┌──

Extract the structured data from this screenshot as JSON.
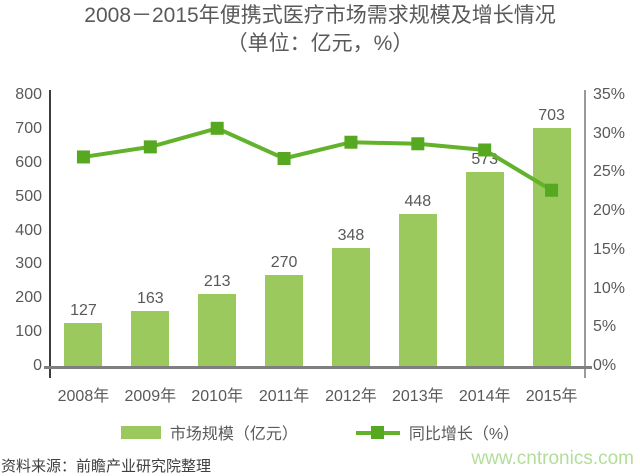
{
  "title": {
    "line1": "2008－2015年便携式医疗市场需求规模及增长情况",
    "line2": "（单位：亿元，%）"
  },
  "chart_data": {
    "type": "bar+line combo",
    "categories": [
      "2008年",
      "2009年",
      "2010年",
      "2011年",
      "2012年",
      "2013年",
      "2014年",
      "2015年"
    ],
    "series": [
      {
        "name": "市场规模（亿元）",
        "type": "bar",
        "axis": "left",
        "values": [
          127,
          163,
          213,
          270,
          348,
          448,
          573,
          703
        ]
      },
      {
        "name": "同比增长（%）",
        "type": "line",
        "axis": "right",
        "values": [
          27.0,
          28.3,
          30.7,
          26.8,
          28.9,
          28.7,
          27.9,
          22.7
        ]
      }
    ],
    "left_axis": {
      "min": 0,
      "max": 800,
      "step": 100
    },
    "right_axis": {
      "min": 0,
      "max": 35,
      "step": 5,
      "suffix": "%"
    },
    "grid": false,
    "legend_position": "bottom",
    "title": "2008－2015年便携式医疗市场需求规模及增长情况（单位：亿元，%）"
  },
  "legend": {
    "items": [
      {
        "label": "市场规模（亿元）"
      },
      {
        "label": "同比增长（%）"
      }
    ]
  },
  "footer": {
    "source": "资料来源：前瞻产业研究院整理",
    "watermark": "www.cntronics.com"
  },
  "colors": {
    "bar": "#9cc95e",
    "line": "#63b22b",
    "marker": "#55a81f",
    "title_text": "#595959",
    "axis_text": "#595959",
    "left_axis_line": "#3d3d3d",
    "right_axis_line": "#9a9a9a",
    "bottom_axis_line": "#7f7f7f",
    "source_text": "#404040",
    "watermark_text": "#b3dd9a"
  }
}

└──

Copy, from the material, each line that holds the string "type".

    "type": "bar+line combo",
        "type": "bar",
        "type": "line",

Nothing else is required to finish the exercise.